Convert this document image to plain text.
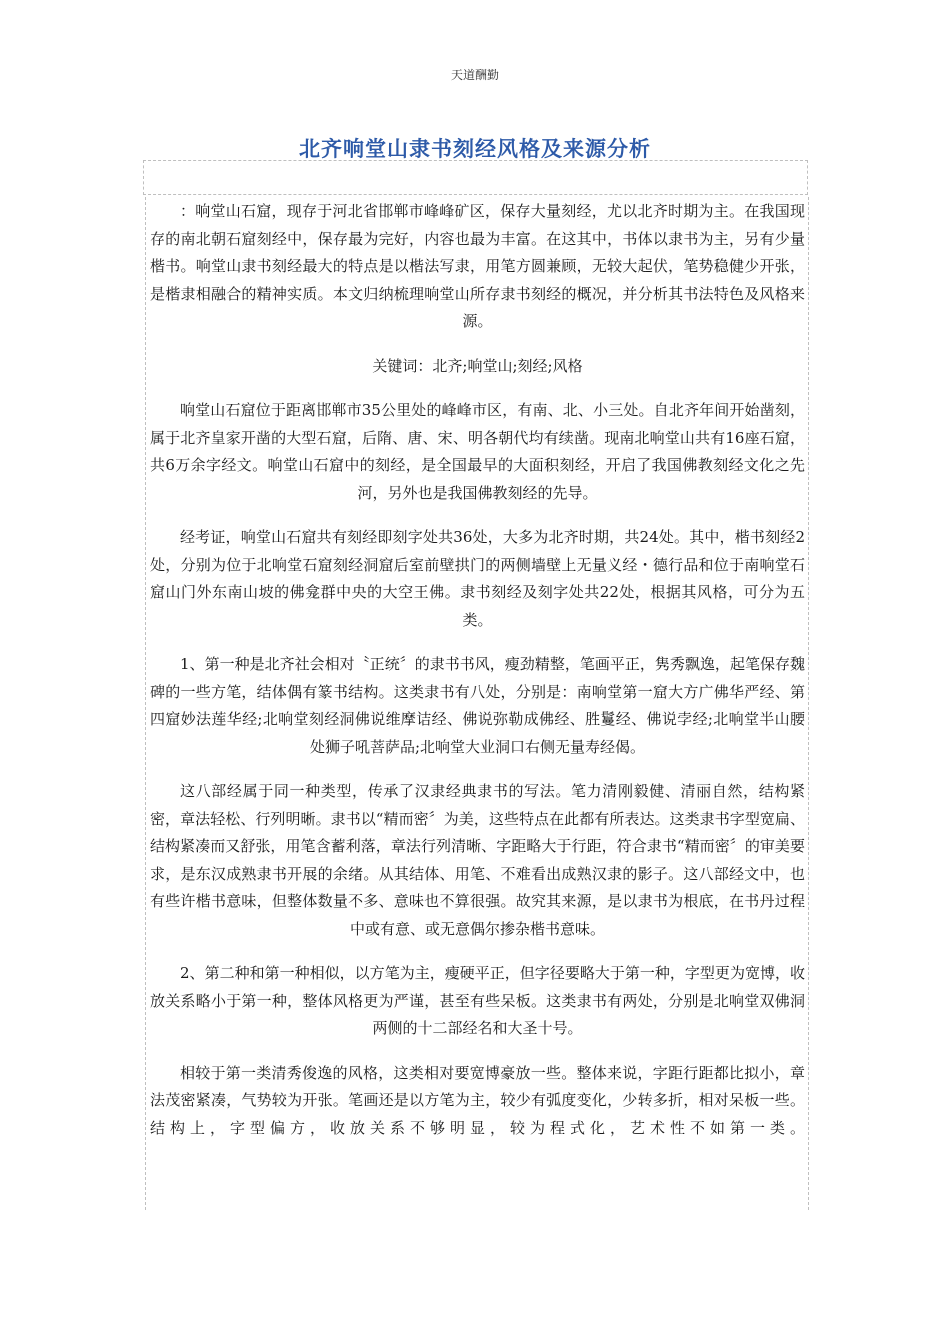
天道酬勤
北齐响堂山隶书刻经风格及来源分析

：响堂山石窟，现存于河北省邯郸市峰峰矿区，保存大量刻经，尤以北齐时期为主。在我国现存的南北朝石窟刻经中，保存最为完好，内容也最为丰富。在这其中，书体以隶书为主，另有少量楷书。响堂山隶书刻经最大的特点是以楷法写隶，用笔方圆兼顾，无较大起伏，笔势稳健少开张，是楷隶相融合的精神实质。本文归纳梳理响堂山所存隶书刻经的概况，并分析其书法特色及风格来源。

关键词：北齐;响堂山;刻经;风格

响堂山石窟位于距离邯郸市35公里处的峰峰市区，有南、北、小三处。自北齐年间开始凿刻，属于北齐皇家开凿的大型石窟，后隋、唐、宋、明各朝代均有续凿。现南北响堂山共有16座石窟，共6万余字经文。响堂山石窟中的刻经，是全国最早的大面积刻经，开启了我国佛教刻经文化之先河，另外也是我国佛教刻经的先导。

经考证，响堂山石窟共有刻经即刻字处共36处，大多为北齐时期，共24处。其中，楷书刻经2处，分别为位于北响堂石窟刻经洞窟后室前壁拱门的两侧墙壁上无量义经・德行品和位于南响堂石窟山门外东南山坡的佛龛群中央的大空王佛。隶书刻经及刻字处共22处，根据其风格，可分为五类。

1、第一种是北齐社会相对〝正统〞的隶书书风，瘦劲精整，笔画平正，隽秀飘逸，起笔保存魏碑的一些方笔，结体偶有篆书结构。这类隶书有八处，分别是：南响堂第一窟大方广佛华严经、第四窟妙法莲华经;北响堂刻经洞佛说维摩诘经、佛说弥勒成佛经、胜鬘经、佛说孛经;北响堂半山腰处狮子吼菩萨品;北响堂大业洞口右侧无量寿经偈。

这八部经属于同一种类型，传承了汉隶经典隶书的写法。笔力清刚毅健、清丽自然，结构紧密，章法轻松、行列明晰。隶书以“精而密〞为美，这些特点在此都有所表达。这类隶书字型宽扁、结构紧凑而又舒张，用笔含蓄利落，章法行列清晰、字距略大于行距，符合隶书“精而密〞的审美要求，是东汉成熟隶书开展的余绪。从其结体、用笔、不难看出成熟汉隶的影子。这八部经文中，也有些许楷书意味，但整体数量不多、意味也不算很强。故究其来源，是以隶书为根底，在书丹过程中或有意、或无意偶尔掺杂楷书意味。

2、第二种和第一种相似，以方笔为主，瘦硬平正，但字径要略大于第一种，字型更为宽博，收放关系略小于第一种，整体风格更为严谨，甚至有些呆板。这类隶书有两处，分别是北响堂双佛洞两侧的十二部经名和大圣十号。

相较于第一类清秀俊逸的风格，这类相对要宽博豪放一些。整体来说，字距行距都比拟小，章法茂密紧凑，气势较为开张。笔画还是以方笔为主，较少有弧度变化，少转多折，相对呆板一些。结构上，字型偏方，收放关系不够明显，较为程式化，艺术性不如第一类。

::::

_Written task_: Repeat the lines above exactly, and keep every picture out.

_Result of this exercise_:
Convert this document image to plain text.
天道酬勤
北齐响堂山隶书刻经风格及来源分析

：响堂山石窟，现存于河北省邯郸市峰峰矿区，保存大量刻经，尤以北齐时期为主。在我国现存的南北朝石窟刻经中，保存最为完好，内容也最为丰富。在这其中，书体以隶书为主，另有少量楷书。响堂山隶书刻经最大的特点是以楷法写隶，用笔方圆兼顾，无较大起伏，笔势稳健少开张，是楷隶相融合的精神实质。本文归纳梳理响堂山所存隶书刻经的概况，并分析其书法特色及风格来源。

关键词：北齐;响堂山;刻经;风格

响堂山石窟位于距离邯郸市35公里处的峰峰市区，有南、北、小三处。自北齐年间开始凿刻，属于北齐皇家开凿的大型石窟，后隋、唐、宋、明各朝代均有续凿。现南北响堂山共有16座石窟，共6万余字经文。响堂山石窟中的刻经，是全国最早的大面积刻经，开启了我国佛教刻经文化之先河，另外也是我国佛教刻经的先导。

经考证，响堂山石窟共有刻经即刻字处共36处，大多为北齐时期，共24处。其中，楷书刻经2处，分别为位于北响堂石窟刻经洞窟后室前壁拱门的两侧墙壁上无量义经・德行品和位于南响堂石窟山门外东南山坡的佛龛群中央的大空王佛。隶书刻经及刻字处共22处，根据其风格，可分为五类。

1、第一种是北齐社会相对〝正统〞的隶书书风，瘦劲精整，笔画平正，隽秀飘逸，起笔保存魏碑的一些方笔，结体偶有篆书结构。这类隶书有八处，分别是：南响堂第一窟大方广佛华严经、第四窟妙法莲华经;北响堂刻经洞佛说维摩诘经、佛说弥勒成佛经、胜鬘经、佛说孛经;北响堂半山腰处狮子吼菩萨品;北响堂大业洞口右侧无量寿经偈。

这八部经属于同一种类型，传承了汉隶经典隶书的写法。笔力清刚毅健、清丽自然，结构紧密，章法轻松、行列明晰。隶书以“精而密〞为美，这些特点在此都有所表达。这类隶书字型宽扁、结构紧凑而又舒张，用笔含蓄利落，章法行列清晰、字距略大于行距，符合隶书“精而密〞的审美要求，是东汉成熟隶书开展的余绪。从其结体、用笔、不难看出成熟汉隶的影子。这八部经文中，也有些许楷书意味，但整体数量不多、意味也不算很强。故究其来源，是以隶书为根底，在书丹过程中或有意、或无意偶尔掺杂楷书意味。

2、第二种和第一种相似，以方笔为主，瘦硬平正，但字径要略大于第一种，字型更为宽博，收放关系略小于第一种，整体风格更为严谨，甚至有些呆板。这类隶书有两处，分别是北响堂双佛洞两侧的十二部经名和大圣十号。

相较于第一类清秀俊逸的风格，这类相对要宽博豪放一些。整体来说，字距行距都比拟小，章法茂密紧凑，气势较为开张。笔画还是以方笔为主，较少有弧度变化，少转多折，相对呆板一些。结构上，字型偏方，收放关系不够明显，较为程式化，艺术性不如第一类。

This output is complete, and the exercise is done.